▶ _PROBLEM TO SOLVE_
Reproduce every line in the listing that contains the word "Wellington".

══ DATA EXCERPTS

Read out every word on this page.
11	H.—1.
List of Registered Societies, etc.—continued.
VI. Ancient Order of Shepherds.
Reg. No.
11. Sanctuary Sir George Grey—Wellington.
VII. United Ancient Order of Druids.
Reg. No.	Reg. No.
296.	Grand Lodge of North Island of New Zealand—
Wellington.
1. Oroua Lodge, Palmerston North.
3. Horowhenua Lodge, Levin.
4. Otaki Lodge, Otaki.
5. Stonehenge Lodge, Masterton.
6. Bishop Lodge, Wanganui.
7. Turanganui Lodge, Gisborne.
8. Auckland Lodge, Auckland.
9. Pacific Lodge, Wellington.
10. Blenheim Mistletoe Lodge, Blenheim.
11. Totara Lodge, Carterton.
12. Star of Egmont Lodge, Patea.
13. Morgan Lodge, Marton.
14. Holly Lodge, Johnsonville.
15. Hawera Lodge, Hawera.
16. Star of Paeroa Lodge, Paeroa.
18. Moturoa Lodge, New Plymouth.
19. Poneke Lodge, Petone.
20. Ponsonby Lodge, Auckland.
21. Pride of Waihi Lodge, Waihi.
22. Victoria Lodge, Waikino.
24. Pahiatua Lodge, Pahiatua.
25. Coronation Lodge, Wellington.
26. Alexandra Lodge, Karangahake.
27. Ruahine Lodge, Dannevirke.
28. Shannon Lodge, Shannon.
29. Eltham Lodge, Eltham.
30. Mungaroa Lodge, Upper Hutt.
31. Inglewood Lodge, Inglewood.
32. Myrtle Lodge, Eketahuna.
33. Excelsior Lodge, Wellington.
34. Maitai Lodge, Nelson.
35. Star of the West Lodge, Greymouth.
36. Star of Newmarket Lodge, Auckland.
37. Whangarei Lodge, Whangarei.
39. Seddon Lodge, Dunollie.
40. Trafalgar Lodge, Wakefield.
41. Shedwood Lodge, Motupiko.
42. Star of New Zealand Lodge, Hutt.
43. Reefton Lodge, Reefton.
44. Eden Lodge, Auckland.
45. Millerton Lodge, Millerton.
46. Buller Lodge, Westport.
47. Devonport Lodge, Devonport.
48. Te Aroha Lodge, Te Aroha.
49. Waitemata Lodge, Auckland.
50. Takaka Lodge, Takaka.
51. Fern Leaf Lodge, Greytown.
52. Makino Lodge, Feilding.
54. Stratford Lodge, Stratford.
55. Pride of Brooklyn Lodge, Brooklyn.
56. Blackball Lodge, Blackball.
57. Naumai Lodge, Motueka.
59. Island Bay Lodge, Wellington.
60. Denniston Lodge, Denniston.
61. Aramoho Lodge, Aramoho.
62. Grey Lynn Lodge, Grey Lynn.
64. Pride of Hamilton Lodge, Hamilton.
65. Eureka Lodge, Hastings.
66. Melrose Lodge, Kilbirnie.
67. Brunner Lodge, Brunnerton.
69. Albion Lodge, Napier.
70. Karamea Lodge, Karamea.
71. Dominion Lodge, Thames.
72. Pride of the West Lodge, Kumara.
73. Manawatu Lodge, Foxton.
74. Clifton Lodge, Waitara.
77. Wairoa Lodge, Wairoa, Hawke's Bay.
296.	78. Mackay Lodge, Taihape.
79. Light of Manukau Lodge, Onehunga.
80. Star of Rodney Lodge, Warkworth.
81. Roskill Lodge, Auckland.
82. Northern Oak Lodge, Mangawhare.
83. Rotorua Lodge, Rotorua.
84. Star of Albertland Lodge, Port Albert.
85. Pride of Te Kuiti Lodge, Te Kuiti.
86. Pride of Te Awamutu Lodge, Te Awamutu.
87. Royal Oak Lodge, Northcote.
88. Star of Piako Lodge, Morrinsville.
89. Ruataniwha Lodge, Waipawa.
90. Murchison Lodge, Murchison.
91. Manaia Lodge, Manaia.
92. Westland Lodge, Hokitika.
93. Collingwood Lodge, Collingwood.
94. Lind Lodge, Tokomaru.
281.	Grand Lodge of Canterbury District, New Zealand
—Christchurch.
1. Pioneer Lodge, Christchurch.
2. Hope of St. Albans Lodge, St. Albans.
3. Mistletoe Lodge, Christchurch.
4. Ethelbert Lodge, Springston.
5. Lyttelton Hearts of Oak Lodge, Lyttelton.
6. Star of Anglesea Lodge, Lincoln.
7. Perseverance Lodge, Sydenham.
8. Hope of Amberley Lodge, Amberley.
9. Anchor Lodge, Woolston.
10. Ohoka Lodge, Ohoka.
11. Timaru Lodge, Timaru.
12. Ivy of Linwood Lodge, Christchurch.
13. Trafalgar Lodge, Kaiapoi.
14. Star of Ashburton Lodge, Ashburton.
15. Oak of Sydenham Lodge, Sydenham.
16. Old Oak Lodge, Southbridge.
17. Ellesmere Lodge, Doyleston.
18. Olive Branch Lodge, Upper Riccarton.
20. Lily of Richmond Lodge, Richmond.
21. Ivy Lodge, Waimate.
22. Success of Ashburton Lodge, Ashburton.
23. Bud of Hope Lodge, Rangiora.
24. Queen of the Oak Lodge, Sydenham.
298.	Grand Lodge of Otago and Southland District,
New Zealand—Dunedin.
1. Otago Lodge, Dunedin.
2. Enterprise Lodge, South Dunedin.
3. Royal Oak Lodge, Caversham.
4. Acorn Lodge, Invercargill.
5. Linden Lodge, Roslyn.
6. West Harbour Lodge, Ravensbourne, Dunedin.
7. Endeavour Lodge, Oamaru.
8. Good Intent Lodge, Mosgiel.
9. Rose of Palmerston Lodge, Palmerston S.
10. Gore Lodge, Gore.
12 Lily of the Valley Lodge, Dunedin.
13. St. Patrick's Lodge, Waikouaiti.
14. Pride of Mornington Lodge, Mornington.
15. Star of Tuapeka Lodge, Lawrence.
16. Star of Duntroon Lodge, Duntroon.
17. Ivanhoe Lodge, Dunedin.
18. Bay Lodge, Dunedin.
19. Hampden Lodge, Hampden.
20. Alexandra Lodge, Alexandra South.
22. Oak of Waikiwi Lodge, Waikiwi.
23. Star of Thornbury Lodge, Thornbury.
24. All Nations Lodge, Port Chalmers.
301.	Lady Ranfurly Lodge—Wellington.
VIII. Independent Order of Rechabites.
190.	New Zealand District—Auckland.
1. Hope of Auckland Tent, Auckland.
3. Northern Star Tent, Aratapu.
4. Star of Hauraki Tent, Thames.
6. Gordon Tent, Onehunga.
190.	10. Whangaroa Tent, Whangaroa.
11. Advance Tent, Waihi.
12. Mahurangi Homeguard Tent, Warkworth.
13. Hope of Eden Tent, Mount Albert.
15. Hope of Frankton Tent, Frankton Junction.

════

▶ _OUTPUT BELOW_
11. Sanctuary Sir George Grey—Wellington.
Wellington.
9. Pacific Lodge, Wellington.
25. Coronation Lodge, Wellington.
33. Excelsior Lodge, Wellington.
59. Island Bay Lodge, Wellington.
301.	Lady Ranfurly Lodge—Wellington.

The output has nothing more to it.